The request
Copy out, from the entries below, each line holding the string "demais".

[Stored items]

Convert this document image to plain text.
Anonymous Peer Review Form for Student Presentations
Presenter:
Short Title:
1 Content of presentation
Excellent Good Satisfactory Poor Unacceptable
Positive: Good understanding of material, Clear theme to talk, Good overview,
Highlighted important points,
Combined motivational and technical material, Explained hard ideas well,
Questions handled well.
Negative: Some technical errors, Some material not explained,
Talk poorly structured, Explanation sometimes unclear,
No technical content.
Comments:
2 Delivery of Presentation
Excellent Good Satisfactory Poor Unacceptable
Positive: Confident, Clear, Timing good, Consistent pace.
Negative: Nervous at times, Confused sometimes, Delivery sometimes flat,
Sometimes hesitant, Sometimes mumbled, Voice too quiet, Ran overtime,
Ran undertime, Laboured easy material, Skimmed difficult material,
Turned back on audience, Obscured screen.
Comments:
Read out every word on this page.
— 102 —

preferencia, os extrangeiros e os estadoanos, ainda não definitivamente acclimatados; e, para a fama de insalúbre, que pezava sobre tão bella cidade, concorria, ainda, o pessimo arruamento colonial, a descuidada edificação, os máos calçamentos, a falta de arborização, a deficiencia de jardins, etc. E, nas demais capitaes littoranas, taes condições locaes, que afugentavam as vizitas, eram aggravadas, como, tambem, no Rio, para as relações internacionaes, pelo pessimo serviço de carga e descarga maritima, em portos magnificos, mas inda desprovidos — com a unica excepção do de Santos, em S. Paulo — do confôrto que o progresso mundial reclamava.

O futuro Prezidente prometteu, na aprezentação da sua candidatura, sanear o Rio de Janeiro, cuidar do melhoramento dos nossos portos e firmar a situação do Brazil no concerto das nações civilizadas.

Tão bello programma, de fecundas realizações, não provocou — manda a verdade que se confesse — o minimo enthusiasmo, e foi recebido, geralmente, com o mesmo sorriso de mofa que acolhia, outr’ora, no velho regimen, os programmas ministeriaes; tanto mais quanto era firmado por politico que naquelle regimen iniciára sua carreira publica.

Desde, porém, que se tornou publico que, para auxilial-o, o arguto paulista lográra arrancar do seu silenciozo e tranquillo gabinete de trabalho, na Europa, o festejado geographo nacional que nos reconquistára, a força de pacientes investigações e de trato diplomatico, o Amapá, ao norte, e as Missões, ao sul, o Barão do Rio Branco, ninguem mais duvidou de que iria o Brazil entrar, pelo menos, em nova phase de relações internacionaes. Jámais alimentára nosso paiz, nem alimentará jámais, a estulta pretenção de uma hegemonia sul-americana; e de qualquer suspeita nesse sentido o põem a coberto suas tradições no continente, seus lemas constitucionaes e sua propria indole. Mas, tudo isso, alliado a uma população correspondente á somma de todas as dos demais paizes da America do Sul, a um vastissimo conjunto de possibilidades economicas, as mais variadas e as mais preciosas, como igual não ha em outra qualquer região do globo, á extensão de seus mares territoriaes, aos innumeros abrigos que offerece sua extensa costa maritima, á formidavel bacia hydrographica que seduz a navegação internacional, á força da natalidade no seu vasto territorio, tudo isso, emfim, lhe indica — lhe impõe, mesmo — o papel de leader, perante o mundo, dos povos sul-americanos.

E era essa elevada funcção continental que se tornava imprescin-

Output for this exercise
preferencia, os extrangeiros e os estadoanos, ainda não definitivamente acclimatados; e, para a fama de insalúbre, que pezava sobre tão bella cidade, concorria, ainda, o pessimo arruamento colonial, a descuidada edificação, os máos calçamentos, a falta de arborização, a deficiencia de jardins, etc. E, nas demais capitaes littoranas, taes condições locaes, que afugentavam as vizitas, eram aggravadas, como, tambem, no Rio, para as relações internacionaes, pelo pessimo serviço de carga e descarga maritima, em portos magnificos, mas inda desprovidos — com a unica excepção do de Santos, em S. Paulo — do confôrto que o progresso mundial reclamava.
Desde, porém, que se tornou publico que, para auxilial-o, o arguto paulista lográra arrancar do seu silenciozo e tranquillo gabinete de trabalho, na Europa, o festejado geographo nacional que nos reconquistára, a força de pacientes investigações e de trato diplomatico, o Amapá, ao norte, e as Missões, ao sul, o Barão do Rio Branco, ninguem mais duvidou de que iria o Brazil entrar, pelo menos, em nova phase de relações internacionaes. Jámais alimentára nosso paiz, nem alimentará jámais, a estulta pretenção de uma hegemonia sul-americana; e de qualquer suspeita nesse sentido o põem a coberto suas tradições no continente, seus lemas constitucionaes e sua propria indole. Mas, tudo isso, alliado a uma população correspondente á somma de todas as dos demais paizes da America do Sul, a um vastissimo conjunto de possibilidades economicas, as mais variadas e as mais preciosas, como igual não ha em outra qualquer região do globo, á extensão de seus mares territoriaes, aos innumeros abrigos que offerece sua extensa costa maritima, á formidavel bacia hydrographica que seduz a navegação internacional, á força da natalidade no seu vasto territorio, tudo isso, emfim, lhe indica — lhe impõe, mesmo — o papel de leader, perante o mundo, dos povos sul-americanos.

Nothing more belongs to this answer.